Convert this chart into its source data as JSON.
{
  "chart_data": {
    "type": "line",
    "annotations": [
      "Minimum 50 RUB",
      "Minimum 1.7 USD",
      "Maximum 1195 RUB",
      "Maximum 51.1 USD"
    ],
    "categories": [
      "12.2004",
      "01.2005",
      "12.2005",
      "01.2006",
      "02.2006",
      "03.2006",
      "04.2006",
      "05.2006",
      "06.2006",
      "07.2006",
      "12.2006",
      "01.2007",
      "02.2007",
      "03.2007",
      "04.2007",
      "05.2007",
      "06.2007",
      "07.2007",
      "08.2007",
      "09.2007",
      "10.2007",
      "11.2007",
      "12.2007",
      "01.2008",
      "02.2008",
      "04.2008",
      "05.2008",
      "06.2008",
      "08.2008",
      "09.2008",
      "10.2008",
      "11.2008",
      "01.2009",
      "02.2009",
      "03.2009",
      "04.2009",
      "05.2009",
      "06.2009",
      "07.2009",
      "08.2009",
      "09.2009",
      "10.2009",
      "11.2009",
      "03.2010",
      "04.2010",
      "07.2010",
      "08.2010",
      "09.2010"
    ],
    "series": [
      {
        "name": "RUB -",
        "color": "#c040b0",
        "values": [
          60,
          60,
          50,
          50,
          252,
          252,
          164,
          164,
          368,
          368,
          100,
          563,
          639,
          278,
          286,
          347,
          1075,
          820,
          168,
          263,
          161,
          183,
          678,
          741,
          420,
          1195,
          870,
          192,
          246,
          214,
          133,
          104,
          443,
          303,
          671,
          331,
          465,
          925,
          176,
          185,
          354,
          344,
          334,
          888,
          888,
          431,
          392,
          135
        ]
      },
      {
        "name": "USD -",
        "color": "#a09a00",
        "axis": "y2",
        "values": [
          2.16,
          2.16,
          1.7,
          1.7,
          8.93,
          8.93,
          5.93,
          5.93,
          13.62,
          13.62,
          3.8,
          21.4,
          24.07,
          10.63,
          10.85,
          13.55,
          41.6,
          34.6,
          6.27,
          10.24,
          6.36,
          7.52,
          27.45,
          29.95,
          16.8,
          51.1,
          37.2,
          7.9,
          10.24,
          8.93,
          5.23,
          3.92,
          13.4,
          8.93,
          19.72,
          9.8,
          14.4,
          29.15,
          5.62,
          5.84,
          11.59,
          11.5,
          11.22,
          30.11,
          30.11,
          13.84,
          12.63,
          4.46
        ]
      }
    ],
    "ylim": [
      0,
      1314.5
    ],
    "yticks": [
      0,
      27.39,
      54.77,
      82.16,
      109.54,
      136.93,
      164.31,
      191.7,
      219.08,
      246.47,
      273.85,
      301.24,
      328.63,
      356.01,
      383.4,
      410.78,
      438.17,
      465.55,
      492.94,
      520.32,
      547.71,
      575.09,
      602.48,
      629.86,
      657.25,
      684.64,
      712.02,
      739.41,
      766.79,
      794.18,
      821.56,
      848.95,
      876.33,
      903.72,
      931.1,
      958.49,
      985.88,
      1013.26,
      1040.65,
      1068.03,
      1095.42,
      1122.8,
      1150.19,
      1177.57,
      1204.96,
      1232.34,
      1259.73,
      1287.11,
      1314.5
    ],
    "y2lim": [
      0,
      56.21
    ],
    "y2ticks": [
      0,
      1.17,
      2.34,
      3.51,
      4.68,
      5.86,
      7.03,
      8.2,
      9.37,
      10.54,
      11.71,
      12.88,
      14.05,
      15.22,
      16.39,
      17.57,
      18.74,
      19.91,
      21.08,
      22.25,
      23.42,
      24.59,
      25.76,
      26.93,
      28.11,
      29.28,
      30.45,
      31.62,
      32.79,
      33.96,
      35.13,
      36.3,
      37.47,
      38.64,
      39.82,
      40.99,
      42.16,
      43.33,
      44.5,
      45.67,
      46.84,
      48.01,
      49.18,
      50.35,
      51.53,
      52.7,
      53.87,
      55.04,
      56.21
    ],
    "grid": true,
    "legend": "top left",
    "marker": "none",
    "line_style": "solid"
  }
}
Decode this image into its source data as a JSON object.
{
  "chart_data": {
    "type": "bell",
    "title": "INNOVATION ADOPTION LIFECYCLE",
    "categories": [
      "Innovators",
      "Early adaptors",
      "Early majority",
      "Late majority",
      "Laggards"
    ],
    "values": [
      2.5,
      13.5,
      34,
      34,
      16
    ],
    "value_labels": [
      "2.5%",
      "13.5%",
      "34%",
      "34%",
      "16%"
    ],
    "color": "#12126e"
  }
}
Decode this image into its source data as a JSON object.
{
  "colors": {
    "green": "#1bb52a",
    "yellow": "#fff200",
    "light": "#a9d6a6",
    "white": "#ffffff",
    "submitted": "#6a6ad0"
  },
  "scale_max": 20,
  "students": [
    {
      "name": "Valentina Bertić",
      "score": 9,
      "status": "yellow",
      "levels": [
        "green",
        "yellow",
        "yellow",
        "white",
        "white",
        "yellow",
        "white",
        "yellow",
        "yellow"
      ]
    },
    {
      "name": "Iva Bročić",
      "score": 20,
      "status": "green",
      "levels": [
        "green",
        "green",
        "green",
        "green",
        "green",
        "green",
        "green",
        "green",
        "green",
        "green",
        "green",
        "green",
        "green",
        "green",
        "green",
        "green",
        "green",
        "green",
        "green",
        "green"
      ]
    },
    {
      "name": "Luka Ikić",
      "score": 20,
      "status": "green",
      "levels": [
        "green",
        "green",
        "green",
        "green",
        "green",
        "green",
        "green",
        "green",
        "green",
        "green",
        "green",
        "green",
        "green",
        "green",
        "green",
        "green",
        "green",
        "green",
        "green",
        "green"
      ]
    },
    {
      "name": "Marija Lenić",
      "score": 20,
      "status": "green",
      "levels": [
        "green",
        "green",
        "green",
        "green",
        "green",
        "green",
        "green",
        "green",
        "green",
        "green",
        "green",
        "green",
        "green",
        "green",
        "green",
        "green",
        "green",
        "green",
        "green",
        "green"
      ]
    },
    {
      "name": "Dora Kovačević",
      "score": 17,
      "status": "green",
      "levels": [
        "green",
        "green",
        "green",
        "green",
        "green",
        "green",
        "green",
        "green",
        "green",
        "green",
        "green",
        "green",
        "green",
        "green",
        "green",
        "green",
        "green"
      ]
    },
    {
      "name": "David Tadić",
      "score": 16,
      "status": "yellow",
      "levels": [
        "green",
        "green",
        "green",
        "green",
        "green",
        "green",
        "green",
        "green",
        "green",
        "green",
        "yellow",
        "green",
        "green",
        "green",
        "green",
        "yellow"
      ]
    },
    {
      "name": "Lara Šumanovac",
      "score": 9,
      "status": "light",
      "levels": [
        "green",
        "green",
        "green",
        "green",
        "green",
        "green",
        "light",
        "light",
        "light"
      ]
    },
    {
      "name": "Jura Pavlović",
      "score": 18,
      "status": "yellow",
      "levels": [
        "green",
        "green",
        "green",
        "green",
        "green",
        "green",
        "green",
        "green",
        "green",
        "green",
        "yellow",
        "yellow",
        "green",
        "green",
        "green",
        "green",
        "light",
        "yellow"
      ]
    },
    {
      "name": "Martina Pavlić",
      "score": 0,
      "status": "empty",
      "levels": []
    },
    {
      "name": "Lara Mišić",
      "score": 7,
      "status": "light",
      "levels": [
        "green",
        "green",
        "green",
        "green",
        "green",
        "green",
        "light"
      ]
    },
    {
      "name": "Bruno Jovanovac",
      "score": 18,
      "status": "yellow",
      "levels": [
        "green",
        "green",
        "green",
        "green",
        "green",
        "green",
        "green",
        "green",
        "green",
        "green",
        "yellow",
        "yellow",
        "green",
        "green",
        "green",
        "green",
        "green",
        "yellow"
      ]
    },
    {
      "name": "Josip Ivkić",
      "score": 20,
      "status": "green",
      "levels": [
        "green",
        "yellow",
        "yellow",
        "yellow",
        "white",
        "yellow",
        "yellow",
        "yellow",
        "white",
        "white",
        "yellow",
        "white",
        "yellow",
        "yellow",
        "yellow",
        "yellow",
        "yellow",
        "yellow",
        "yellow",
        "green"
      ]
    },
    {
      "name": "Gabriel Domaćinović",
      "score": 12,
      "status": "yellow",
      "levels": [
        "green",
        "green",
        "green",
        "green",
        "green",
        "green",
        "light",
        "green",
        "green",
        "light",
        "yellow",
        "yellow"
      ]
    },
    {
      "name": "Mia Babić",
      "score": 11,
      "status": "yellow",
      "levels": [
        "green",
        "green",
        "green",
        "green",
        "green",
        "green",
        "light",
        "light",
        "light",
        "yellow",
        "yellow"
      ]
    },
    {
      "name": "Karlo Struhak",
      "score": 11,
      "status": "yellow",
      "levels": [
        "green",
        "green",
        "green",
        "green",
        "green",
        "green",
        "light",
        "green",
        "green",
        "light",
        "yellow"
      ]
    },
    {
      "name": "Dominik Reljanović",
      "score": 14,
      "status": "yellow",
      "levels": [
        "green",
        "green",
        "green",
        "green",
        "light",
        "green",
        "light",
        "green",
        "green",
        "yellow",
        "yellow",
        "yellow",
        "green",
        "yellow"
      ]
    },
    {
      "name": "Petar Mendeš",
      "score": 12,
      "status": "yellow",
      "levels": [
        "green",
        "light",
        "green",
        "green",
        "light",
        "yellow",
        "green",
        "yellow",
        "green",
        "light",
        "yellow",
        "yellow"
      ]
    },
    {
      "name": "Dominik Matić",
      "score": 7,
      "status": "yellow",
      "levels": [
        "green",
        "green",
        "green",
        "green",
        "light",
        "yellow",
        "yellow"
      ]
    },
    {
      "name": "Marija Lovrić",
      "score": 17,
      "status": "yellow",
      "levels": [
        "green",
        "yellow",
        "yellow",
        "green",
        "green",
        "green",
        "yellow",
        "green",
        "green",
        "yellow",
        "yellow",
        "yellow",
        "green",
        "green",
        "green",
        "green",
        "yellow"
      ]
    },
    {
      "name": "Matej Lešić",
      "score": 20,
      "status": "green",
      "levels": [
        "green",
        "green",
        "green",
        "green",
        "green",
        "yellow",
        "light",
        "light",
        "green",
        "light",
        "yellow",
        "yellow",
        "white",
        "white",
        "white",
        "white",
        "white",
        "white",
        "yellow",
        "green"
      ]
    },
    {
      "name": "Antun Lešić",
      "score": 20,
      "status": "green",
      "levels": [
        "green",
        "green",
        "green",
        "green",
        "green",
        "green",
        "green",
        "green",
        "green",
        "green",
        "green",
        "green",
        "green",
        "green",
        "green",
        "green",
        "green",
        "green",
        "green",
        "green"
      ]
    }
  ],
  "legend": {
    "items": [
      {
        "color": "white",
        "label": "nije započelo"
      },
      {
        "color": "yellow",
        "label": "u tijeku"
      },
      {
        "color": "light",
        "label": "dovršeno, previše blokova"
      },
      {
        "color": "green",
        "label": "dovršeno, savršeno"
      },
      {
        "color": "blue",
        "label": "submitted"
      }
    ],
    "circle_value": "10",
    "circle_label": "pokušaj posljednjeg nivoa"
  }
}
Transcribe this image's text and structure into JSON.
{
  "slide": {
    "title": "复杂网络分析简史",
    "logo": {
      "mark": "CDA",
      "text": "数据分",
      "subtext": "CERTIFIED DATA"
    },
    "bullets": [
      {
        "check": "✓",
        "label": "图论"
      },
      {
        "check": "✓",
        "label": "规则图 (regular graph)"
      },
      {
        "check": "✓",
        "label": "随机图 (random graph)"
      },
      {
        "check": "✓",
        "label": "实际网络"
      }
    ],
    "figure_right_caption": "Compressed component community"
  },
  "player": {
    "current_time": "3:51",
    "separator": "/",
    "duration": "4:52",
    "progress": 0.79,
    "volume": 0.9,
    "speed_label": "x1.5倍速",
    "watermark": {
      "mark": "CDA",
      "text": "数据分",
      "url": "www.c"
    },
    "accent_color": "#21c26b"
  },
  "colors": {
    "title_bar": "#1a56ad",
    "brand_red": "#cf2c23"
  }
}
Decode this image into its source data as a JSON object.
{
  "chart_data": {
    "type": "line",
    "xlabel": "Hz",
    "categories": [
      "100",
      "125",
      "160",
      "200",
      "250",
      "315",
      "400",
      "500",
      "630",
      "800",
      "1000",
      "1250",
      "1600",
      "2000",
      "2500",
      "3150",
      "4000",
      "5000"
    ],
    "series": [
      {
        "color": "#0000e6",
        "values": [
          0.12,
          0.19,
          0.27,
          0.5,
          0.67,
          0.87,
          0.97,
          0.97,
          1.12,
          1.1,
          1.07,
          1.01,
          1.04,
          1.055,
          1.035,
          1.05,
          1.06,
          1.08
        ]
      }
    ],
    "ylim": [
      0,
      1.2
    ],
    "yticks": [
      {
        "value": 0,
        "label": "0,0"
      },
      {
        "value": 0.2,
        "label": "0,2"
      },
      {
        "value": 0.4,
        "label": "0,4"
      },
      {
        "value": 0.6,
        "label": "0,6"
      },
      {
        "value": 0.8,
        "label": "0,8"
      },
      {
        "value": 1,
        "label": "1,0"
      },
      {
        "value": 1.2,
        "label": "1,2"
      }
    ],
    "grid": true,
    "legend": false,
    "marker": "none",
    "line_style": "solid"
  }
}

==*==

Search the entries for the word "legend", then list each line that holds it.

    "legend": "top left",
  "legend": {
    "legend": false,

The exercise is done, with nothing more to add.